* Exercise description
Some lines of these records may hold the word "will"; state how many, using only the number.

* The input
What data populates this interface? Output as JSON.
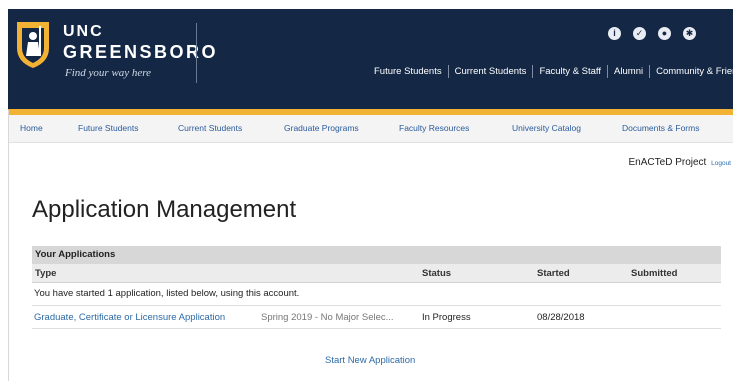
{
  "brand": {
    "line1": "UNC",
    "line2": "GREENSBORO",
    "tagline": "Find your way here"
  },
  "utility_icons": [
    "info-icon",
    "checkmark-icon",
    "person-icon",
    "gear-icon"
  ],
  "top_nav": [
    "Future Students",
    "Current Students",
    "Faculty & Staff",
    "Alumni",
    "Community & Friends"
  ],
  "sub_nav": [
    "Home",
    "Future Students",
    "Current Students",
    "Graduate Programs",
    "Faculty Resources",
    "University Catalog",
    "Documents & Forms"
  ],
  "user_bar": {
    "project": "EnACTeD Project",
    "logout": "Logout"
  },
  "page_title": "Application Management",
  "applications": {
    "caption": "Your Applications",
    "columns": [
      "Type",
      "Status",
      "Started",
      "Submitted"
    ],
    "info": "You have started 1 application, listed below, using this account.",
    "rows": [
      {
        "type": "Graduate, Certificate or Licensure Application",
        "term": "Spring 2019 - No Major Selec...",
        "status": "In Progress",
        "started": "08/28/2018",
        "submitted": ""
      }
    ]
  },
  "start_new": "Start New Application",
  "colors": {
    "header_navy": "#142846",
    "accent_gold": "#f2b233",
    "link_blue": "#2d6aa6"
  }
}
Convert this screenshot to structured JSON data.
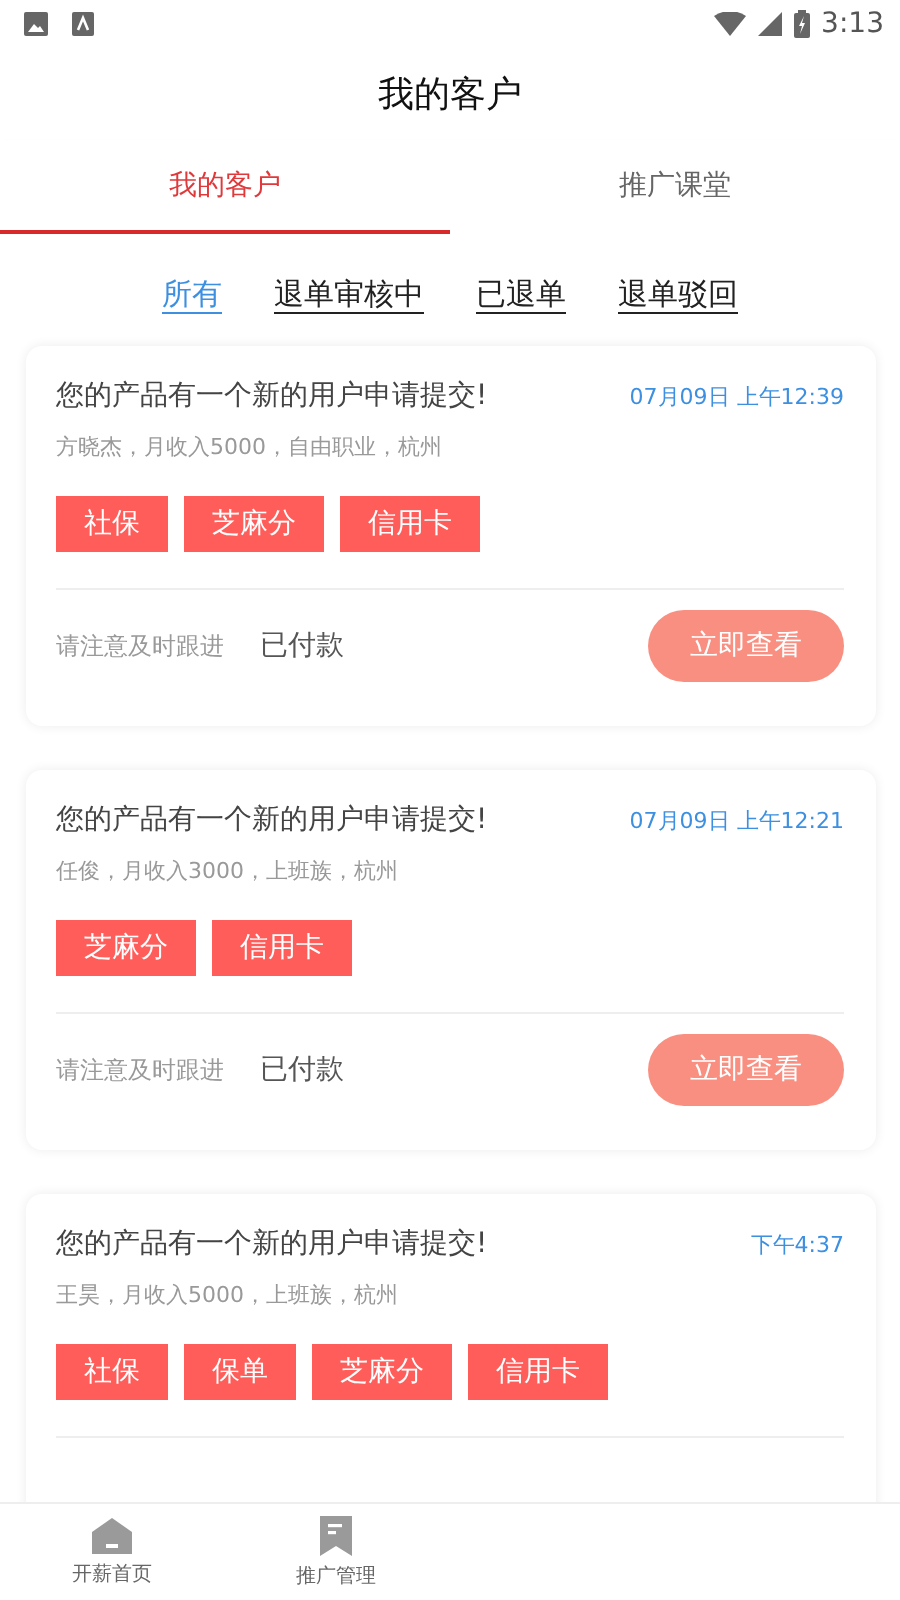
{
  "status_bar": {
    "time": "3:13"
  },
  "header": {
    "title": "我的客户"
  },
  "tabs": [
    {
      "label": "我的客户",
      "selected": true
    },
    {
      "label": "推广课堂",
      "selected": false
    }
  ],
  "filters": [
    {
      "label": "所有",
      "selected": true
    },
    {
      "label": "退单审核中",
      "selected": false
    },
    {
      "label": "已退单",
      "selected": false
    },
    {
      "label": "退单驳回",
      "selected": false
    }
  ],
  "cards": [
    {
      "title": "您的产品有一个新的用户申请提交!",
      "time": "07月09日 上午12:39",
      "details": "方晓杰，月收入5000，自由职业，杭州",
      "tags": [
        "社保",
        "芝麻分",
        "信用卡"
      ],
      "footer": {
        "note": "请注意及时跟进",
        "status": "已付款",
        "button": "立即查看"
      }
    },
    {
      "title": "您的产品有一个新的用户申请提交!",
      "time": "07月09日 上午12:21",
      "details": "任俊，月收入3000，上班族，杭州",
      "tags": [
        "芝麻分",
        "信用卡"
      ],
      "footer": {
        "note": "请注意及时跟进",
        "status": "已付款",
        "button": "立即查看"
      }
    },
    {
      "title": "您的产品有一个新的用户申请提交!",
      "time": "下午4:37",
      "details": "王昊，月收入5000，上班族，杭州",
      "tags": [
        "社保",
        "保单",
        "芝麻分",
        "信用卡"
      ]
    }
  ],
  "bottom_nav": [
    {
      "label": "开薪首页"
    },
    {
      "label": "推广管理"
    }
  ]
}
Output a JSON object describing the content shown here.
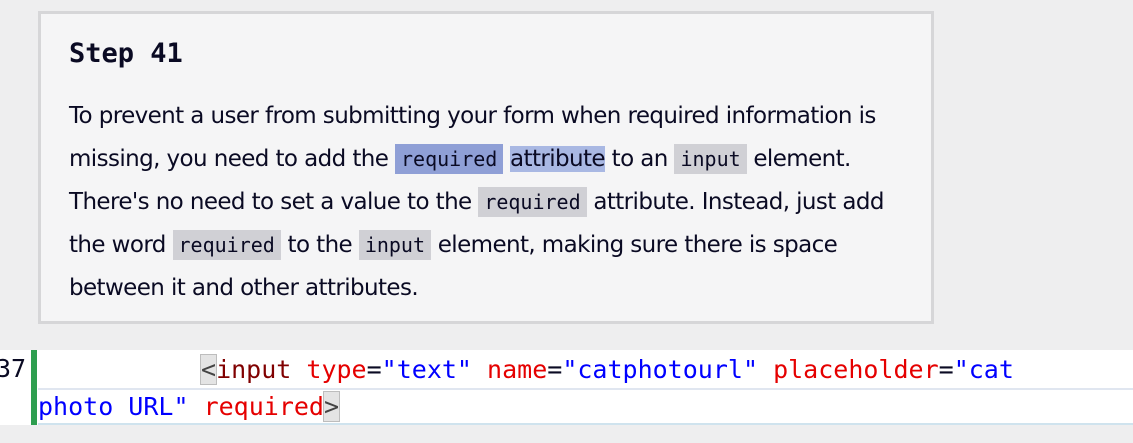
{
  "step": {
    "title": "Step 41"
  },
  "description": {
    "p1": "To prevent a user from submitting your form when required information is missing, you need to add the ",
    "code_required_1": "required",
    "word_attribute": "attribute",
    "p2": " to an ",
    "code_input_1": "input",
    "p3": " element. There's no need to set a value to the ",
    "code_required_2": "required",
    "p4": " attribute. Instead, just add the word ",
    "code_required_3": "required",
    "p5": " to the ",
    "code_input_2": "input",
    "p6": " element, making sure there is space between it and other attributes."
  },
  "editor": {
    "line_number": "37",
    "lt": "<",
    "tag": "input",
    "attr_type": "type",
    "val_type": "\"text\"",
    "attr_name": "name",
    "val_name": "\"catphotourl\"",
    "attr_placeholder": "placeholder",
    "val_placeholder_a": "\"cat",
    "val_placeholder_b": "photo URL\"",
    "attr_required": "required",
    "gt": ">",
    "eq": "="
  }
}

* * *

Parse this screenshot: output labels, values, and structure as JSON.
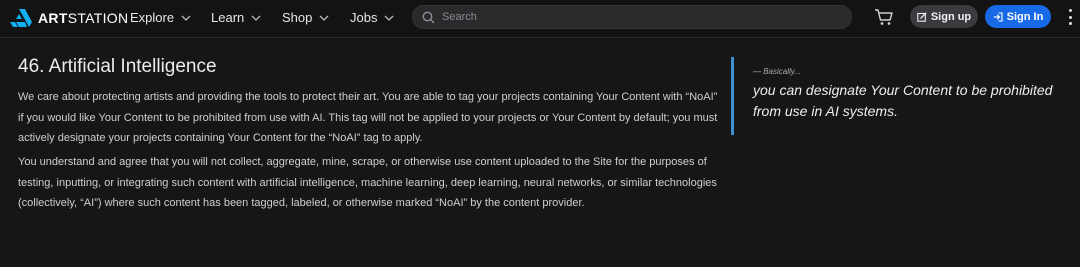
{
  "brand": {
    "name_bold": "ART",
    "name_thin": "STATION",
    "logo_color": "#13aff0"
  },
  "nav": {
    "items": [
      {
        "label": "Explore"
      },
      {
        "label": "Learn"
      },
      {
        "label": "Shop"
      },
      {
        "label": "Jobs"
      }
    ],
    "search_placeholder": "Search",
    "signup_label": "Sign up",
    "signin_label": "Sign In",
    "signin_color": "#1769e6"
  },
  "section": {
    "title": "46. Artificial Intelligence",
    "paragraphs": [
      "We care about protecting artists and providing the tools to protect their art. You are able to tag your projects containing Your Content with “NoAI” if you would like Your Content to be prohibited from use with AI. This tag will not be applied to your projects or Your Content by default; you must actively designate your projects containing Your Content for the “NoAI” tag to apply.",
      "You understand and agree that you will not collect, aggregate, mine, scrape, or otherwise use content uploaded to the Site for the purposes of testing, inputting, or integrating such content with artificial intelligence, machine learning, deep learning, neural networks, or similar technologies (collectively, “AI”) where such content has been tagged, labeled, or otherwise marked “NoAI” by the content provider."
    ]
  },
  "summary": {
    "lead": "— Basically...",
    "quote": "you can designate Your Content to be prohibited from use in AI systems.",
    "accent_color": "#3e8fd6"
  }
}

--

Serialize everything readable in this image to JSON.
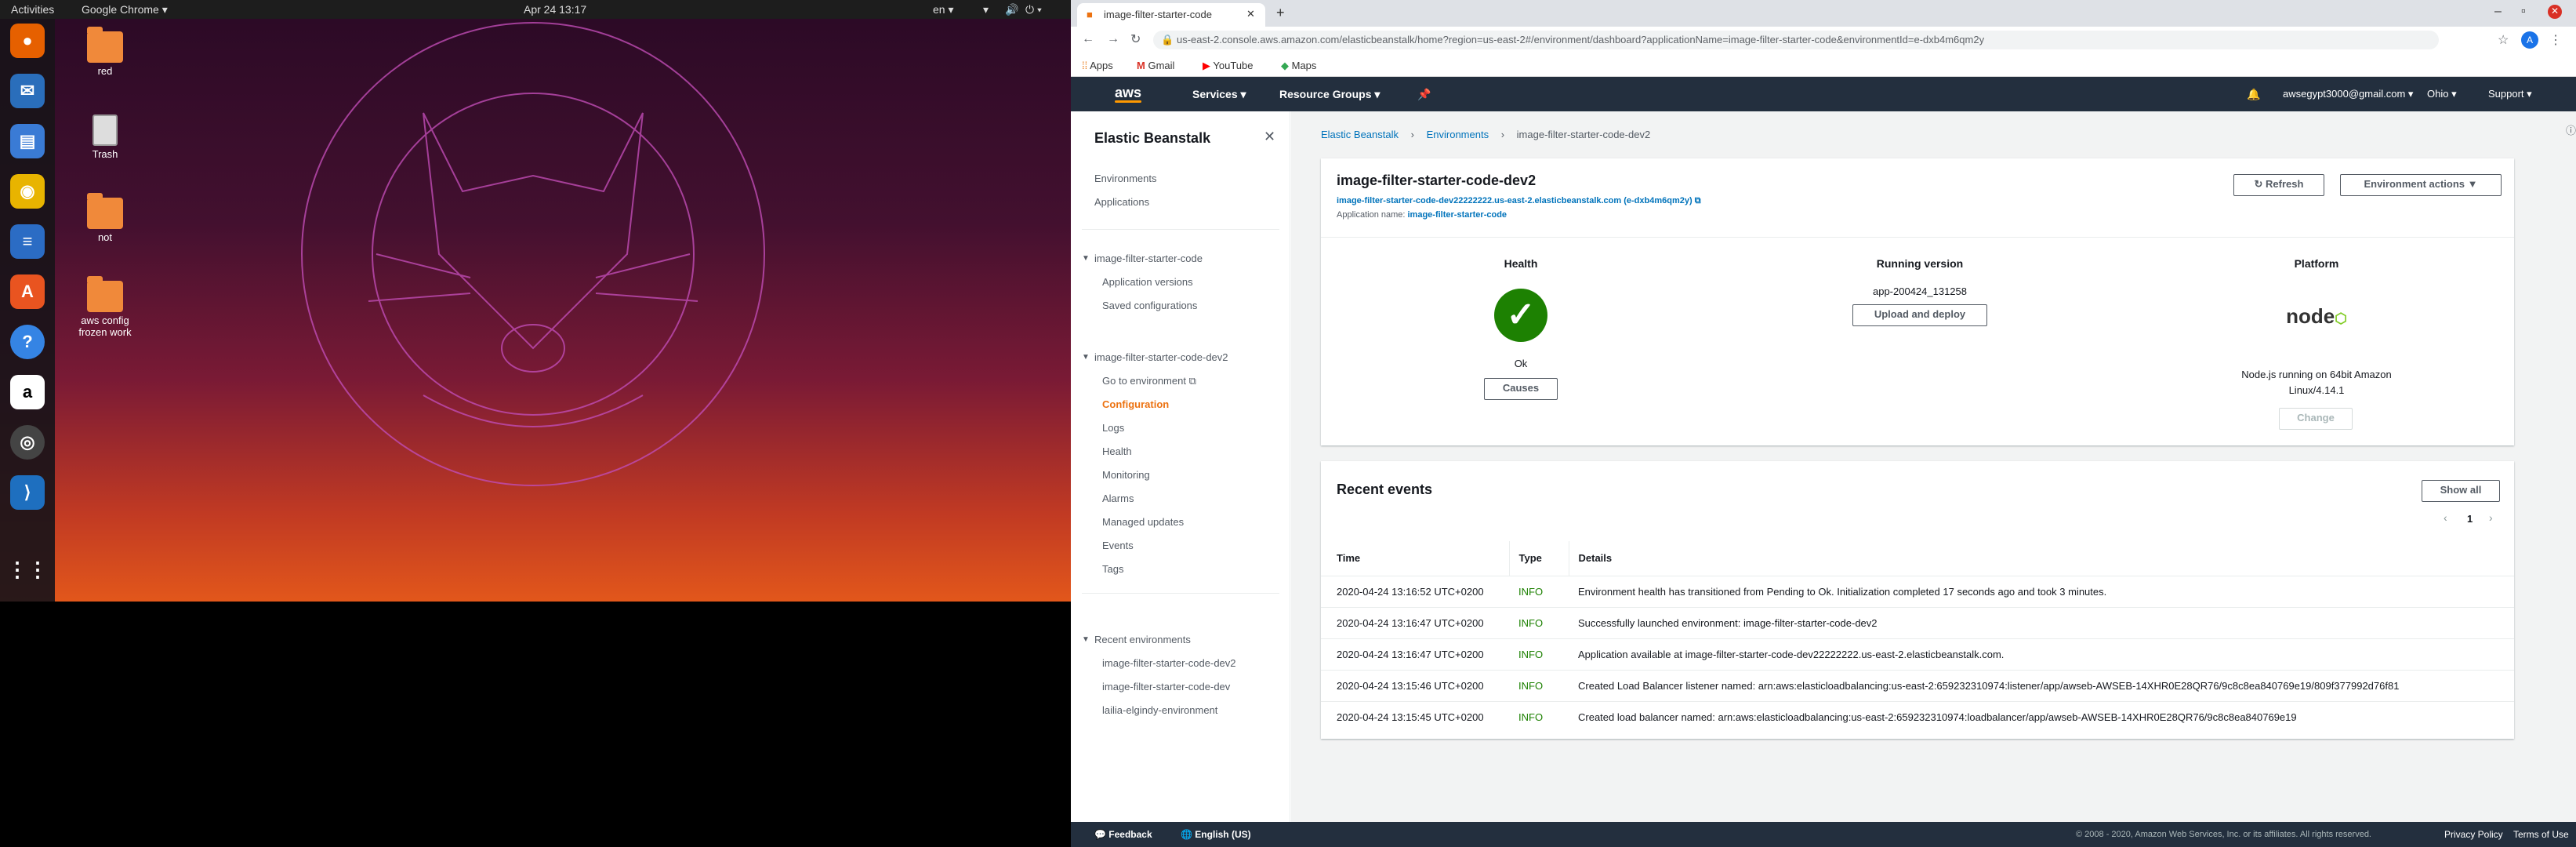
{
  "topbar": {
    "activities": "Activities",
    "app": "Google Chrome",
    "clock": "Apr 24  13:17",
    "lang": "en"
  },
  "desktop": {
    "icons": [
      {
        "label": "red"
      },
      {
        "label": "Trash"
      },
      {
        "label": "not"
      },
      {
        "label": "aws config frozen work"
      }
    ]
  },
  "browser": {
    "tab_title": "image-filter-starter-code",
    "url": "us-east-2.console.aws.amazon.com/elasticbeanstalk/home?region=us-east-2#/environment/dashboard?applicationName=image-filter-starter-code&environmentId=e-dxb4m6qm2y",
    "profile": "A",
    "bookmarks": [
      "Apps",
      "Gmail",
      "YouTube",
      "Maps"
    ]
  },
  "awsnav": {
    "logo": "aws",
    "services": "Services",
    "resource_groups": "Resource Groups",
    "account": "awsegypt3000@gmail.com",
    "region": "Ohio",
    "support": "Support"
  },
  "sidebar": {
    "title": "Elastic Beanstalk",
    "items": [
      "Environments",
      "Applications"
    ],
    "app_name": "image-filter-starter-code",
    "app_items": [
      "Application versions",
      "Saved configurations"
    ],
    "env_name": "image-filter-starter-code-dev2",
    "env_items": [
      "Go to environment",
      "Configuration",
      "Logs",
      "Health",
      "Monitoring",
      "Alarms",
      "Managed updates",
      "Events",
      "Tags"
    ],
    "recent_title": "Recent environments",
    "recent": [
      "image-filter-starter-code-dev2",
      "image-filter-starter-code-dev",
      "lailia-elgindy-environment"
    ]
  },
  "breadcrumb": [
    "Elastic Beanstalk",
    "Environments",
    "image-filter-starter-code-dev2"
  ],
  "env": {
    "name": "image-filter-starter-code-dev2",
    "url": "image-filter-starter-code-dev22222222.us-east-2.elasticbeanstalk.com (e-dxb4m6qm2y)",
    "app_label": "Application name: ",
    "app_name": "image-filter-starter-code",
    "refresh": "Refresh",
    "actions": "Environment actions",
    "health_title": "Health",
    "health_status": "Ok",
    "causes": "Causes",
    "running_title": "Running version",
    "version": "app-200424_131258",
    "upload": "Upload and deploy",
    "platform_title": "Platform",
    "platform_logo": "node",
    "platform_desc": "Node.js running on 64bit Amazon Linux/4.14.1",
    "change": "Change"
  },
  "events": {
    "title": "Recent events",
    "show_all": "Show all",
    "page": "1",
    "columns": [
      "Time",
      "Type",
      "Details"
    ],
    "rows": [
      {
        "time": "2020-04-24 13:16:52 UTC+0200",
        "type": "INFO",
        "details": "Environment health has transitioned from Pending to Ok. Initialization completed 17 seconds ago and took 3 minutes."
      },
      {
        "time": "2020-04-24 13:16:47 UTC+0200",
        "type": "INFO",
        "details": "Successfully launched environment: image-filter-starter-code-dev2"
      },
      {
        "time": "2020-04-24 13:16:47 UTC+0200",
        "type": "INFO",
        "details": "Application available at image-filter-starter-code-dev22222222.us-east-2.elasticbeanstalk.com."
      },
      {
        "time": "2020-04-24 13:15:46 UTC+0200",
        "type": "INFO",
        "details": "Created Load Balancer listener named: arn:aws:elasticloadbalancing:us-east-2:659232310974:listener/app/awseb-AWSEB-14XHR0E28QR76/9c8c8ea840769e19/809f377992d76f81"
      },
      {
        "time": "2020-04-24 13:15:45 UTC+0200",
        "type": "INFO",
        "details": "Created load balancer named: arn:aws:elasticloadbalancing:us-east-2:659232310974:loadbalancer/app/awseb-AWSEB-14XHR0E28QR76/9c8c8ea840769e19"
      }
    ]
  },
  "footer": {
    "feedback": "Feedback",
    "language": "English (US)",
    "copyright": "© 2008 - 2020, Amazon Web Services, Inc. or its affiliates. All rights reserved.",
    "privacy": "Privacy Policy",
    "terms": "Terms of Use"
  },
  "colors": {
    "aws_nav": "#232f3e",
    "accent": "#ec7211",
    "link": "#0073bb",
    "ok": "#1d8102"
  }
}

* Correct answer
2